===== Material for the task
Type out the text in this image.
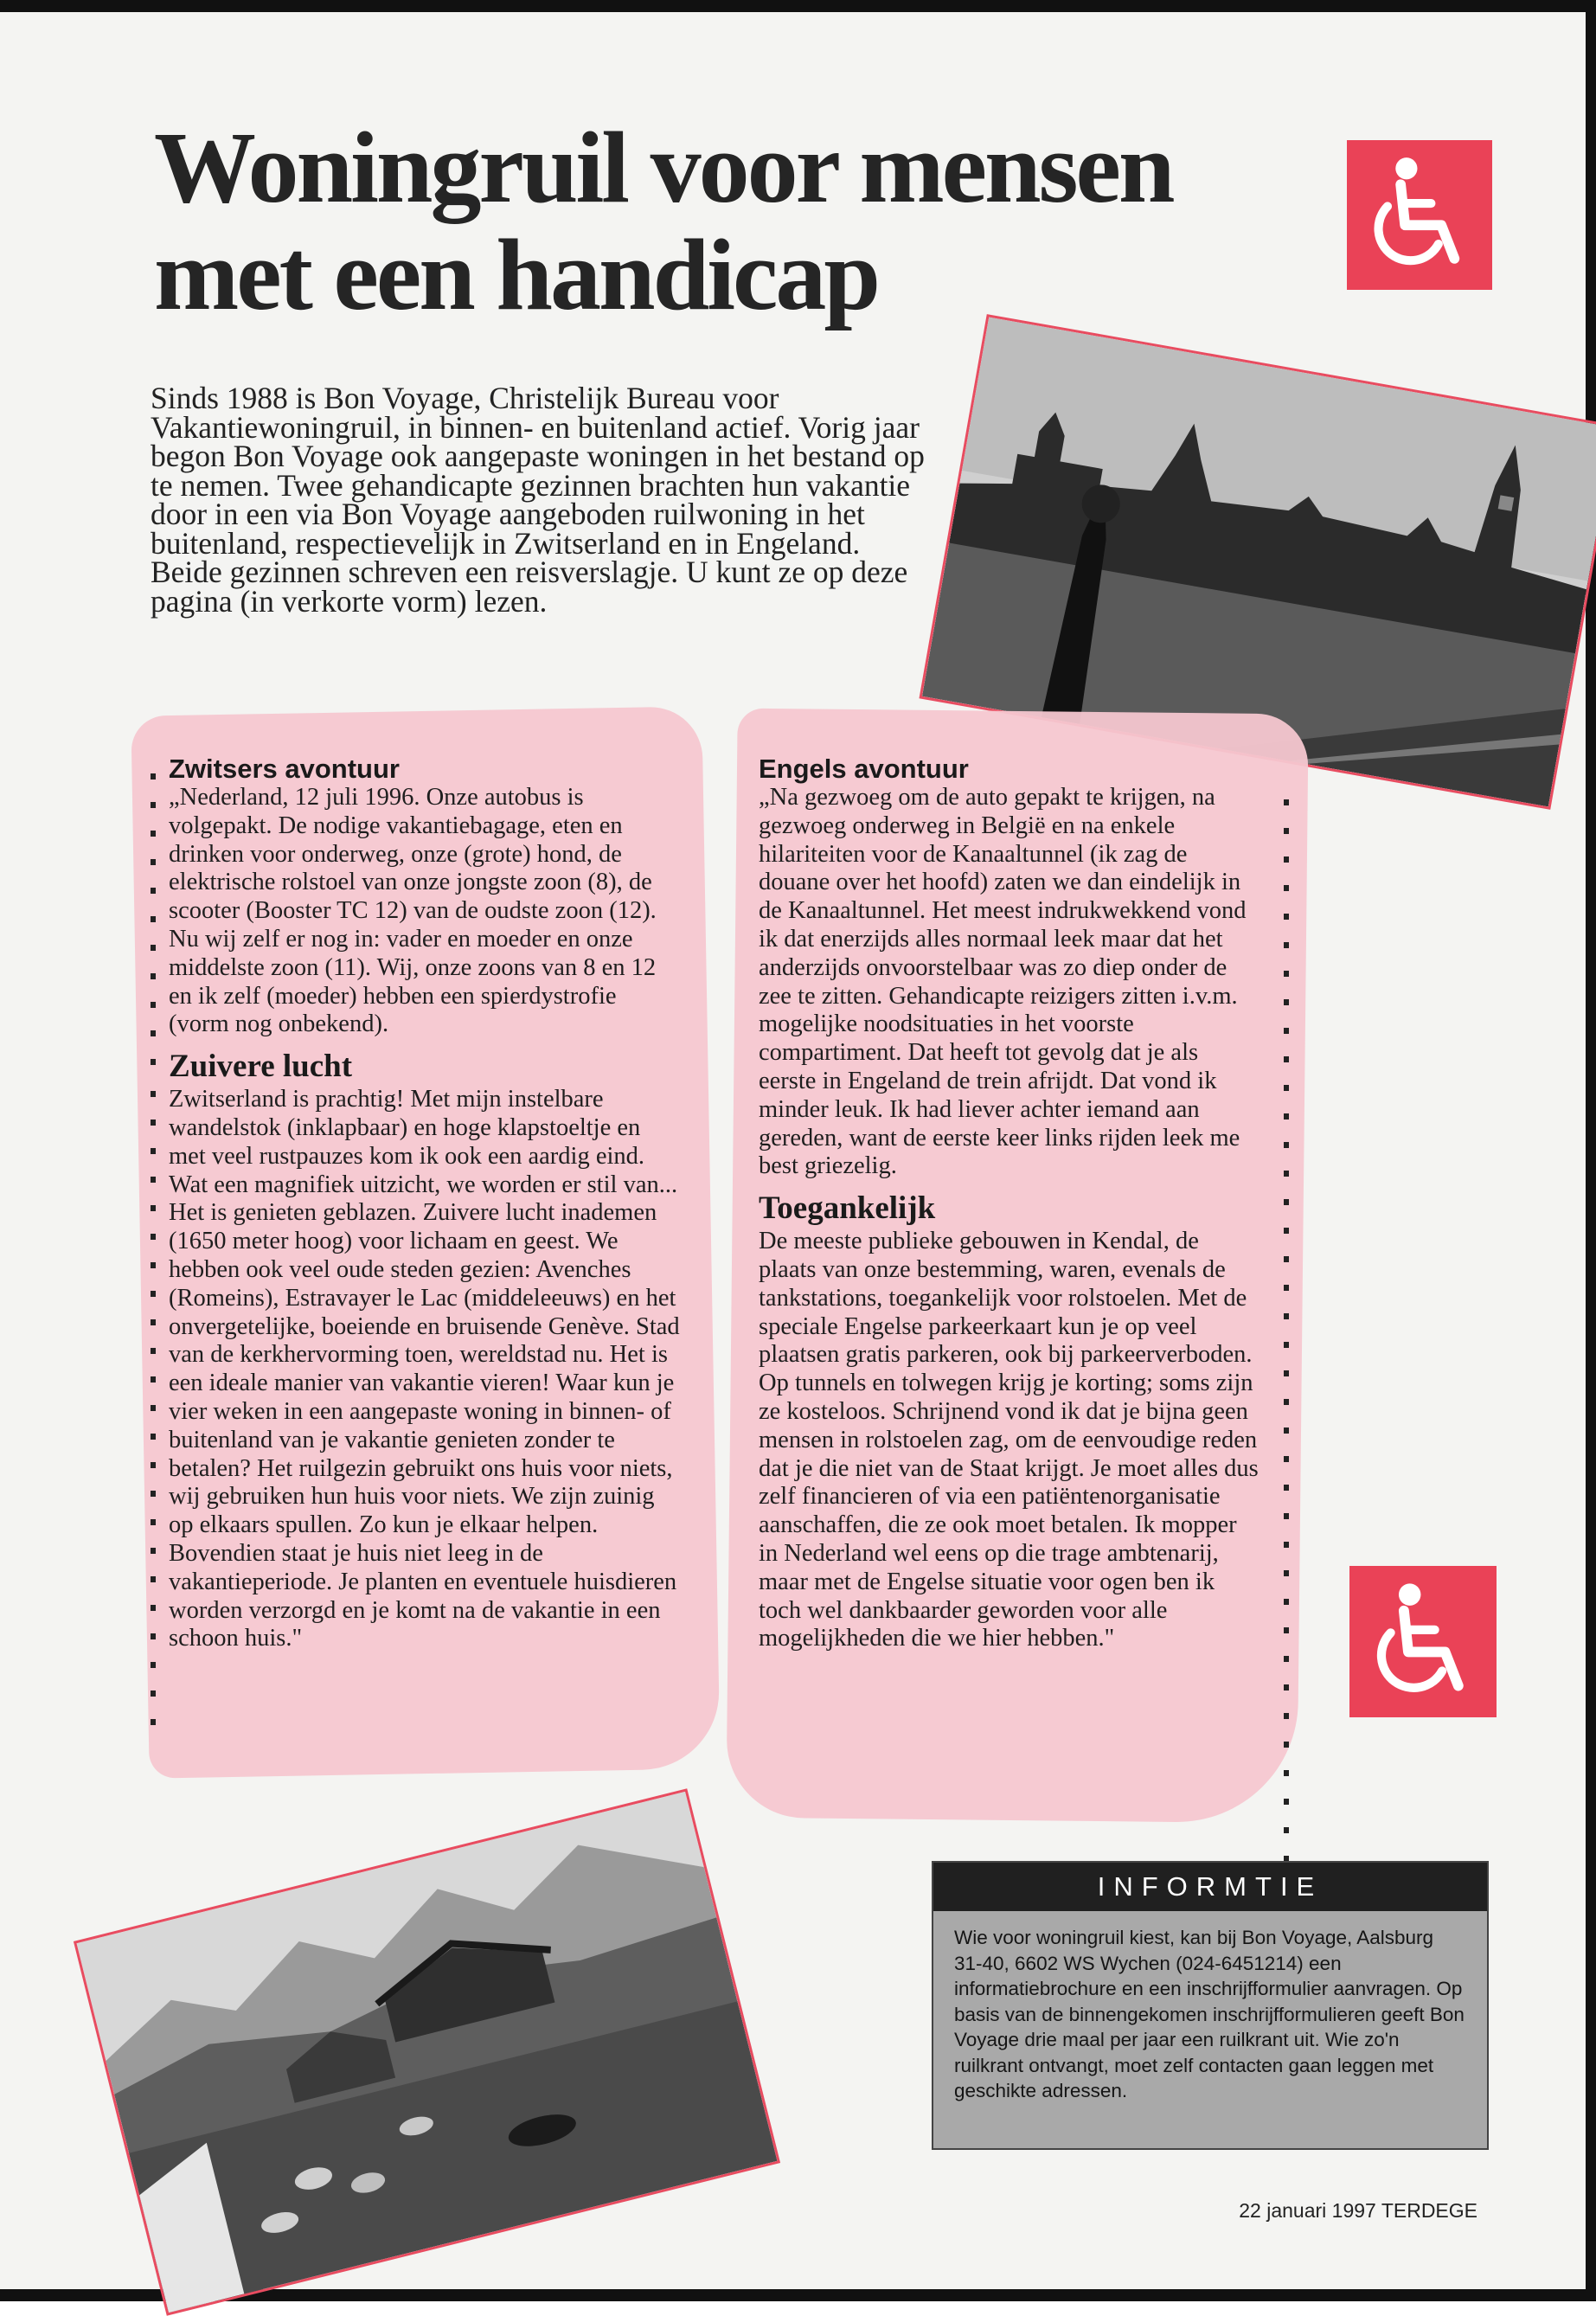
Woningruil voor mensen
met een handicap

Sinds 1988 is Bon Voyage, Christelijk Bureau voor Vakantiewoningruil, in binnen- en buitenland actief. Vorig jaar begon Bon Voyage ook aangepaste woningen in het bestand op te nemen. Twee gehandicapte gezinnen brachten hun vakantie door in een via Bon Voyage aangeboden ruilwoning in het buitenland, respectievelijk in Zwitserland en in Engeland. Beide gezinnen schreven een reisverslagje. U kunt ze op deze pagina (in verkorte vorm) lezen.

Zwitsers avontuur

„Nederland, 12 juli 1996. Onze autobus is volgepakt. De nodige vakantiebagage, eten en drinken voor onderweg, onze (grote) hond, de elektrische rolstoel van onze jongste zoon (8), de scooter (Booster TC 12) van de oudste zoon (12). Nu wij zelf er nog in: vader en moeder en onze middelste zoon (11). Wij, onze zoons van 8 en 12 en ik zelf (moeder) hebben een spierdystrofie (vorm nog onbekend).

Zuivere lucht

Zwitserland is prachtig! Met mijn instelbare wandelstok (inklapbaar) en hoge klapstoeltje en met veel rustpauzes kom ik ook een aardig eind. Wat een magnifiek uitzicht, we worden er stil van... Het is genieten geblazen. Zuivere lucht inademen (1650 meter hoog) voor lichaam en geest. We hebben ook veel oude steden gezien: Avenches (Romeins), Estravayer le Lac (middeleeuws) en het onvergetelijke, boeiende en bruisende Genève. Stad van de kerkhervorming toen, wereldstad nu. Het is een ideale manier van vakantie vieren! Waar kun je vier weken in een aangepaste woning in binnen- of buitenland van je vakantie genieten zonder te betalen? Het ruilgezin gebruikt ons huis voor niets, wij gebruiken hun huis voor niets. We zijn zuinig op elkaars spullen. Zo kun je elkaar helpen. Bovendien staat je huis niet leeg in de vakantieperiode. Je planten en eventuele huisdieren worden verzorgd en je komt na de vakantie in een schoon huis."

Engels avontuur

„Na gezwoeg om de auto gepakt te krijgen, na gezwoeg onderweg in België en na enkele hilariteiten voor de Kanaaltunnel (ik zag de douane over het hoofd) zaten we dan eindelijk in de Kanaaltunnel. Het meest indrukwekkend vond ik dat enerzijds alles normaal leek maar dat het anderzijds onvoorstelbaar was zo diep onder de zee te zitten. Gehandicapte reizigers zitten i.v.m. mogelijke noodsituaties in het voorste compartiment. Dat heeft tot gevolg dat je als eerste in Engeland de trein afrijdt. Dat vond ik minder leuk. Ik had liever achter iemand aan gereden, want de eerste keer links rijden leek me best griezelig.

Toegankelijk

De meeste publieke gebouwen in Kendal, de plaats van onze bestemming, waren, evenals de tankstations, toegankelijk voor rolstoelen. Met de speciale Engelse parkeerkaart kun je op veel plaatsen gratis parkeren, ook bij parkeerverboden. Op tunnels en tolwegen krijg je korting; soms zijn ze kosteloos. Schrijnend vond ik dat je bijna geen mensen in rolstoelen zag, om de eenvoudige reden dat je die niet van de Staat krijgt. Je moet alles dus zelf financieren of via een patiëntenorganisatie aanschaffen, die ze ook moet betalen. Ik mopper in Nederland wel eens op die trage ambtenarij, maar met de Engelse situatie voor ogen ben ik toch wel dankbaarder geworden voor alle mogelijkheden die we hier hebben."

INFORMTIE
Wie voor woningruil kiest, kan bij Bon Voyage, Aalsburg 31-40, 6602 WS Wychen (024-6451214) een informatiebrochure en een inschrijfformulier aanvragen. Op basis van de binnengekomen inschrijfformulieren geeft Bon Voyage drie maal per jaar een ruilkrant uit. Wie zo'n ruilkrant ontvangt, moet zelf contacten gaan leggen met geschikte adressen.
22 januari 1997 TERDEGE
==========
[Task details]:
Copy each line of the records containing the string "Voyage".

[Problem solution]:
Sinds 1988 is Bon Voyage, Christelijk Bureau voor Vakantiewoningruil, in binnen- en buitenland actief. Vorig jaar begon Bon Voyage ook aangepaste woningen in het bestand op te nemen. Twee gehandicapte gezinnen brachten hun vakantie door in een via Bon Voyage aangeboden ruilwoning in het buitenland, respectievelijk in Zwitserland en in Engeland. Beide gezinnen schreven een reisverslagje. U kunt ze op deze pagina (in verkorte vorm) lezen.
Wie voor woningruil kiest, kan bij Bon Voyage, Aalsburg 31-40, 6602 WS Wychen (024-6451214) een informatiebrochure en een inschrijfformulier aanvragen. Op basis van de binnengekomen inschrijfformulieren geeft Bon Voyage drie maal per jaar een ruilkrant uit. Wie zo'n ruilkrant ontvangt, moet zelf contacten gaan leggen met geschikte adressen.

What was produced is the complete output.